* _Directive_
Write out the listing in full, matching it word for word.

* _Excerpted records_
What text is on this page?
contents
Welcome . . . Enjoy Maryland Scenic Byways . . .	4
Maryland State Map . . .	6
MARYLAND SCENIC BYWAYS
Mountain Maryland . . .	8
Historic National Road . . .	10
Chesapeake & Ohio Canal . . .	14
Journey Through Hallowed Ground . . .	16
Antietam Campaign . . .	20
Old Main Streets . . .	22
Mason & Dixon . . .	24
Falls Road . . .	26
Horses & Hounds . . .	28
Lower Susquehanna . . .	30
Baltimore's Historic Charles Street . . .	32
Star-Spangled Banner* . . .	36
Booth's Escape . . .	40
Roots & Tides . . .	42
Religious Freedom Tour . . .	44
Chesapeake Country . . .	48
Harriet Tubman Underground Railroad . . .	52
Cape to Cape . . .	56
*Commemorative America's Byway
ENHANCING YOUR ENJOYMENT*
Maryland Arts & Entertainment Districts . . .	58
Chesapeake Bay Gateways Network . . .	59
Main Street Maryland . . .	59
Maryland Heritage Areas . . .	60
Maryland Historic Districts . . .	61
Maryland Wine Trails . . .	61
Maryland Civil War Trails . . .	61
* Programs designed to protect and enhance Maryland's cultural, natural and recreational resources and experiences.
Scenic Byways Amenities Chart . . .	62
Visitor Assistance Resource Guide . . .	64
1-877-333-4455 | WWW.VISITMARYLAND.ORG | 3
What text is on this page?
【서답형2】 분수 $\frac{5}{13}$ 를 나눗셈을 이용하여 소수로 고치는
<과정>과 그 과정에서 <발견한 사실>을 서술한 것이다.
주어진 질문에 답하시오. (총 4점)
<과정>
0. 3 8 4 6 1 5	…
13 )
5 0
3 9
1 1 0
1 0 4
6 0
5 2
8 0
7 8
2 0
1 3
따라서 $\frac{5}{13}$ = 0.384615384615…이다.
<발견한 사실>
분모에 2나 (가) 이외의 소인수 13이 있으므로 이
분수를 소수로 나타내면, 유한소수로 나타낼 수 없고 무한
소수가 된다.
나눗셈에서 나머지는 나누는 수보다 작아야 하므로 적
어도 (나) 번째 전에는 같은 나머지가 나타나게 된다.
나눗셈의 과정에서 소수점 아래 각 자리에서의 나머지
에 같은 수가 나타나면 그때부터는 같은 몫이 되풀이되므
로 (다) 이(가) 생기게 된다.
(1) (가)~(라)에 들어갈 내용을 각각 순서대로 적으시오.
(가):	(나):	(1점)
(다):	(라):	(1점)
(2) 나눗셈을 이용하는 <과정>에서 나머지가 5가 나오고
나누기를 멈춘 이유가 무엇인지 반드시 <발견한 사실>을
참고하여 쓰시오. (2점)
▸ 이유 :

* _Written answer_
What text is on this page?
contents
Welcome . . . Enjoy Maryland Scenic Byways . . .	4
Maryland State Map . . .	6
MARYLAND SCENIC BYWAYS
Mountain Maryland . . .	8
Historic National Road . . .	10
Chesapeake & Ohio Canal . . .	14
Journey Through Hallowed Ground . . .	16
Antietam Campaign . . .	20
Old Main Streets . . .	22
Mason & Dixon . . .	24
Falls Road . . .	26
Horses & Hounds . . .	28
Lower Susquehanna . . .	30
Baltimore's Historic Charles Street . . .	32
Star-Spangled Banner* . . .	36
Booth's Escape . . .	40
Roots & Tides . . .	42
Religious Freedom Tour . . .	44
Chesapeake Country . . .	48
Harriet Tubman Underground Railroad . . .	52
Cape to Cape . . .	56
*Commemorative America's Byway
ENHANCING YOUR ENJOYMENT*
Maryland Arts & Entertainment Districts . . .	58
Chesapeake Bay Gateways Network . . .	59
Main Street Maryland . . .	59
Maryland Heritage Areas . . .	60
Maryland Historic Districts . . .	61
Maryland Wine Trails . . .	61
Maryland Civil War Trails . . .	61
* Programs designed to protect and enhance Maryland's cultural, natural and recreational resources and experiences.
Scenic Byways Amenities Chart . . .	62
Visitor Assistance Resource Guide . . .	64
1-877-333-4455 | WWW.VISITMARYLAND.ORG | 3
What text is on this page?
【서답형2】 분수 $\frac{5}{13}$ 를 나눗셈을 이용하여 소수로 고치는
<과정>과 그 과정에서 <발견한 사실>을 서술한 것이다.
주어진 질문에 답하시오. (총 4점)
<과정>
0. 3 8 4 6 1 5	…
13 )
5 0
3 9
1 1 0
1 0 4
6 0
5 2
8 0
7 8
2 0
1 3
따라서 $\frac{5}{13}$ = 0.384615384615…이다.
<발견한 사실>
분모에 2나 (가) 이외의 소인수 13이 있으므로 이
분수를 소수로 나타내면, 유한소수로 나타낼 수 없고 무한
소수가 된다.
나눗셈에서 나머지는 나누는 수보다 작아야 하므로 적
어도 (나) 번째 전에는 같은 나머지가 나타나게 된다.
나눗셈의 과정에서 소수점 아래 각 자리에서의 나머지
에 같은 수가 나타나면 그때부터는 같은 몫이 되풀이되므
로 (다) 이(가) 생기게 된다.
(1) (가)~(라)에 들어갈 내용을 각각 순서대로 적으시오.
(가):	(나):	(1점)
(다):	(라):	(1점)
(2) 나눗셈을 이용하는 <과정>에서 나머지가 5가 나오고
나누기를 멈춘 이유가 무엇인지 반드시 <발견한 사실>을
참고하여 쓰시오. (2점)
▸ 이유 :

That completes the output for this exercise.